SET TASK
Without altering anything, output the material below.

DATA FOR THIS EXERCISE
....

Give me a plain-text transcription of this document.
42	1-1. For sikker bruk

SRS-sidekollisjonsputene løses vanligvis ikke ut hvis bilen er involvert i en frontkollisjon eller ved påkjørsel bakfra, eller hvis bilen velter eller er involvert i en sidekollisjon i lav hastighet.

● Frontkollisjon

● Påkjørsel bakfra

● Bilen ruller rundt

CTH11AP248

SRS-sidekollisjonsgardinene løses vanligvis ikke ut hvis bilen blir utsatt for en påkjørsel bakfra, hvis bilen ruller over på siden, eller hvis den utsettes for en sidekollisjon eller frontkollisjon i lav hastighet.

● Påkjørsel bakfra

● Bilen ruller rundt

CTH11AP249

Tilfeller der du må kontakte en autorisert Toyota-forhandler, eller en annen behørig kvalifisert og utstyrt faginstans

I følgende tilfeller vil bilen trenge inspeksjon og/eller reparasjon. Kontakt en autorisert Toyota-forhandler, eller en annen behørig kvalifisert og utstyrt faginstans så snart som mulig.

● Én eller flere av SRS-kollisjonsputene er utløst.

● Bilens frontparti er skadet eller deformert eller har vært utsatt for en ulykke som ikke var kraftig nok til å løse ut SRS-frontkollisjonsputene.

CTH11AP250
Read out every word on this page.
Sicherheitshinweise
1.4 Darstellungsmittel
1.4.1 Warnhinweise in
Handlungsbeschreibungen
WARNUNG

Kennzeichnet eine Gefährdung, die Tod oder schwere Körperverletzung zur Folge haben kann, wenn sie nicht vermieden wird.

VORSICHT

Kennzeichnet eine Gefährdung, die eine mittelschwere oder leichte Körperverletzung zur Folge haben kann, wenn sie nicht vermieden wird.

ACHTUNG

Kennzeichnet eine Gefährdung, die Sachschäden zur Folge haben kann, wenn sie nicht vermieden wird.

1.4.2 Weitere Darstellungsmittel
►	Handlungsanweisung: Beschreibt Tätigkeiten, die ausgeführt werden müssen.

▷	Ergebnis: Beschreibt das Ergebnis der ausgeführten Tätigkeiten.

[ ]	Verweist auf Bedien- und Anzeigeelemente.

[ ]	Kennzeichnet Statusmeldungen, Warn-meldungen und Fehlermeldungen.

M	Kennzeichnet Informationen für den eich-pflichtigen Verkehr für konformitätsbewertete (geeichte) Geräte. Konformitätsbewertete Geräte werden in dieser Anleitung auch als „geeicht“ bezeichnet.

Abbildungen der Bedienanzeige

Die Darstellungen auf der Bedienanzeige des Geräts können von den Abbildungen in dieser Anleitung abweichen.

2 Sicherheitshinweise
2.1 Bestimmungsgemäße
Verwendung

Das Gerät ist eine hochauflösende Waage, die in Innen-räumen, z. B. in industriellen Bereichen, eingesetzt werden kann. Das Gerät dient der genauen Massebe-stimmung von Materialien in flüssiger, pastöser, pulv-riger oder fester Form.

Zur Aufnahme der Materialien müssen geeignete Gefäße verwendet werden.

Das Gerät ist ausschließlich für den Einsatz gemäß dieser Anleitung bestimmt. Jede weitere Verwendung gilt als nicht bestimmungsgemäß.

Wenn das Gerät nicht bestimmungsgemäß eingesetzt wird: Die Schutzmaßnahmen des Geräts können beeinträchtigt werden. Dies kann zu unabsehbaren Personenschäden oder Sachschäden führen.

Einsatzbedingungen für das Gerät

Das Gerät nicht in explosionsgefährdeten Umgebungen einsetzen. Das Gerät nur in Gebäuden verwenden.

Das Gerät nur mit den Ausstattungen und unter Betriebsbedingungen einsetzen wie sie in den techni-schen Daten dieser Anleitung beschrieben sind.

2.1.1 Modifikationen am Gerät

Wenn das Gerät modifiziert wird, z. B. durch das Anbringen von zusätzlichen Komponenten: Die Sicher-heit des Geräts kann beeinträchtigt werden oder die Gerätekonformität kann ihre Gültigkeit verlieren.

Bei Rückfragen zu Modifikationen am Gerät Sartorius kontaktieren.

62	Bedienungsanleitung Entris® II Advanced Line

....

WRITTEN ANSWER
Give me a plain-text transcription of this document.
42	1-1. For sikker bruk

SRS-sidekollisjonsputene løses vanligvis ikke ut hvis bilen er involvert i en frontkollisjon eller ved påkjørsel bakfra, eller hvis bilen velter eller er involvert i en sidekollisjon i lav hastighet.

● Frontkollisjon

● Påkjørsel bakfra

● Bilen ruller rundt

CTH11AP248

SRS-sidekollisjonsgardinene løses vanligvis ikke ut hvis bilen blir utsatt for en påkjørsel bakfra, hvis bilen ruller over på siden, eller hvis den utsettes for en sidekollisjon eller frontkollisjon i lav hastighet.

● Påkjørsel bakfra

● Bilen ruller rundt

CTH11AP249

Tilfeller der du må kontakte en autorisert Toyota-forhandler, eller en annen behørig kvalifisert og utstyrt faginstans

I følgende tilfeller vil bilen trenge inspeksjon og/eller reparasjon. Kontakt en autorisert Toyota-forhandler, eller en annen behørig kvalifisert og utstyrt faginstans så snart som mulig.

● Én eller flere av SRS-kollisjonsputene er utløst.

● Bilens frontparti er skadet eller deformert eller har vært utsatt for en ulykke som ikke var kraftig nok til å løse ut SRS-frontkollisjonsputene.

CTH11AP250
Read out every word on this page.
Sicherheitshinweise
1.4 Darstellungsmittel
1.4.1 Warnhinweise in
Handlungsbeschreibungen
WARNUNG

Kennzeichnet eine Gefährdung, die Tod oder schwere Körperverletzung zur Folge haben kann, wenn sie nicht vermieden wird.

VORSICHT

Kennzeichnet eine Gefährdung, die eine mittelschwere oder leichte Körperverletzung zur Folge haben kann, wenn sie nicht vermieden wird.

ACHTUNG

Kennzeichnet eine Gefährdung, die Sachschäden zur Folge haben kann, wenn sie nicht vermieden wird.

1.4.2 Weitere Darstellungsmittel
►	Handlungsanweisung: Beschreibt Tätigkeiten, die ausgeführt werden müssen.

▷	Ergebnis: Beschreibt das Ergebnis der ausgeführten Tätigkeiten.

[ ]	Verweist auf Bedien- und Anzeigeelemente.

[ ]	Kennzeichnet Statusmeldungen, Warn-meldungen und Fehlermeldungen.

M	Kennzeichnet Informationen für den eich-pflichtigen Verkehr für konformitätsbewertete (geeichte) Geräte. Konformitätsbewertete Geräte werden in dieser Anleitung auch als „geeicht“ bezeichnet.

Abbildungen der Bedienanzeige

Die Darstellungen auf der Bedienanzeige des Geräts können von den Abbildungen in dieser Anleitung abweichen.

2 Sicherheitshinweise
2.1 Bestimmungsgemäße
Verwendung

Das Gerät ist eine hochauflösende Waage, die in Innen-räumen, z. B. in industriellen Bereichen, eingesetzt werden kann. Das Gerät dient der genauen Massebe-stimmung von Materialien in flüssiger, pastöser, pulv-riger oder fester Form.

Zur Aufnahme der Materialien müssen geeignete Gefäße verwendet werden.

Das Gerät ist ausschließlich für den Einsatz gemäß dieser Anleitung bestimmt. Jede weitere Verwendung gilt als nicht bestimmungsgemäß.

Wenn das Gerät nicht bestimmungsgemäß eingesetzt wird: Die Schutzmaßnahmen des Geräts können beeinträchtigt werden. Dies kann zu unabsehbaren Personenschäden oder Sachschäden führen.

Einsatzbedingungen für das Gerät

Das Gerät nicht in explosionsgefährdeten Umgebungen einsetzen. Das Gerät nur in Gebäuden verwenden.

Das Gerät nur mit den Ausstattungen und unter Betriebsbedingungen einsetzen wie sie in den techni-schen Daten dieser Anleitung beschrieben sind.

2.1.1 Modifikationen am Gerät

Wenn das Gerät modifiziert wird, z. B. durch das Anbringen von zusätzlichen Komponenten: Die Sicher-heit des Geräts kann beeinträchtigt werden oder die Gerätekonformität kann ihre Gültigkeit verlieren.

Bei Rückfragen zu Modifikationen am Gerät Sartorius kontaktieren.

62	Bedienungsanleitung Entris® II Advanced Line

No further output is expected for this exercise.